▶ [EXERCISE INSTRUCTIONS]
Set down all of the data exactly as it appears.

▶ [SUPPLIED DATA]
-- START --

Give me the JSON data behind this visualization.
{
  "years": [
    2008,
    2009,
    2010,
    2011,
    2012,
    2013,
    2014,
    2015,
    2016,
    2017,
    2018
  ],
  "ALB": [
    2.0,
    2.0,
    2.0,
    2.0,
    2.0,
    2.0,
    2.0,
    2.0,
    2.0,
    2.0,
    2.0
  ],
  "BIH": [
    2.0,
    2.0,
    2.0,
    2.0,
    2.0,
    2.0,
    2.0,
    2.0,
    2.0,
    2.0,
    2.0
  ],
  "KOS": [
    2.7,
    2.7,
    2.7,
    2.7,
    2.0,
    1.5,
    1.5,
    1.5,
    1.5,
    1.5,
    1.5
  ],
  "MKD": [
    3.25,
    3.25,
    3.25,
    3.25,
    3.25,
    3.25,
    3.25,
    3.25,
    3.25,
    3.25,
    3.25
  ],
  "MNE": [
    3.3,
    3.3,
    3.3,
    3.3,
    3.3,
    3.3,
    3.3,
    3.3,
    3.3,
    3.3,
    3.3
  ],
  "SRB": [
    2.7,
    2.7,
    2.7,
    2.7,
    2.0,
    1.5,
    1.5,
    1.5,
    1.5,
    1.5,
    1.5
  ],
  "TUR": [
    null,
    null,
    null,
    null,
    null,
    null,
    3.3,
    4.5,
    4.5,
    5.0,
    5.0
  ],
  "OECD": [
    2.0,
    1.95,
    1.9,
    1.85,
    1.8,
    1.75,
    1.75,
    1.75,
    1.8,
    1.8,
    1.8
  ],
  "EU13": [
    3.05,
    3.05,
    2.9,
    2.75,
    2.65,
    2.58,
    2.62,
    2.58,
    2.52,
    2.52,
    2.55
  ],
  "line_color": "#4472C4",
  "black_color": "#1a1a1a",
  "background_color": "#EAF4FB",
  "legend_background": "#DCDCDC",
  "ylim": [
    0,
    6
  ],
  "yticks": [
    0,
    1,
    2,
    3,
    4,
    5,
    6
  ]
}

-- END --

▶ [FINAL RESULT]
Give me the JSON data behind this visualization.
{
  "years": [
    2008,
    2009,
    2010,
    2011,
    2012,
    2013,
    2014,
    2015,
    2016,
    2017,
    2018
  ],
  "ALB": [
    2.0,
    2.0,
    2.0,
    2.0,
    2.0,
    2.0,
    2.0,
    2.0,
    2.0,
    2.0,
    2.0
  ],
  "BIH": [
    2.0,
    2.0,
    2.0,
    2.0,
    2.0,
    2.0,
    2.0,
    2.0,
    2.0,
    2.0,
    2.0
  ],
  "KOS": [
    2.7,
    2.7,
    2.7,
    2.7,
    2.0,
    1.5,
    1.5,
    1.5,
    1.5,
    1.5,
    1.5
  ],
  "MKD": [
    3.25,
    3.25,
    3.25,
    3.25,
    3.25,
    3.25,
    3.25,
    3.25,
    3.25,
    3.25,
    3.25
  ],
  "MNE": [
    3.3,
    3.3,
    3.3,
    3.3,
    3.3,
    3.3,
    3.3,
    3.3,
    3.3,
    3.3,
    3.3
  ],
  "SRB": [
    2.7,
    2.7,
    2.7,
    2.7,
    2.0,
    1.5,
    1.5,
    1.5,
    1.5,
    1.5,
    1.5
  ],
  "TUR": [
    null,
    null,
    null,
    null,
    null,
    null,
    3.3,
    4.5,
    4.5,
    5.0,
    5.0
  ],
  "OECD": [
    2.0,
    1.95,
    1.9,
    1.85,
    1.8,
    1.75,
    1.75,
    1.75,
    1.8,
    1.8,
    1.8
  ],
  "EU13": [
    3.05,
    3.05,
    2.9,
    2.75,
    2.65,
    2.58,
    2.62,
    2.58,
    2.52,
    2.52,
    2.55
  ],
  "line_color": "#4472C4",
  "black_color": "#1a1a1a",
  "background_color": "#EAF4FB",
  "legend_background": "#DCDCDC",
  "ylim": [
    0,
    6
  ],
  "yticks": [
    0,
    1,
    2,
    3,
    4,
    5,
    6
  ]
}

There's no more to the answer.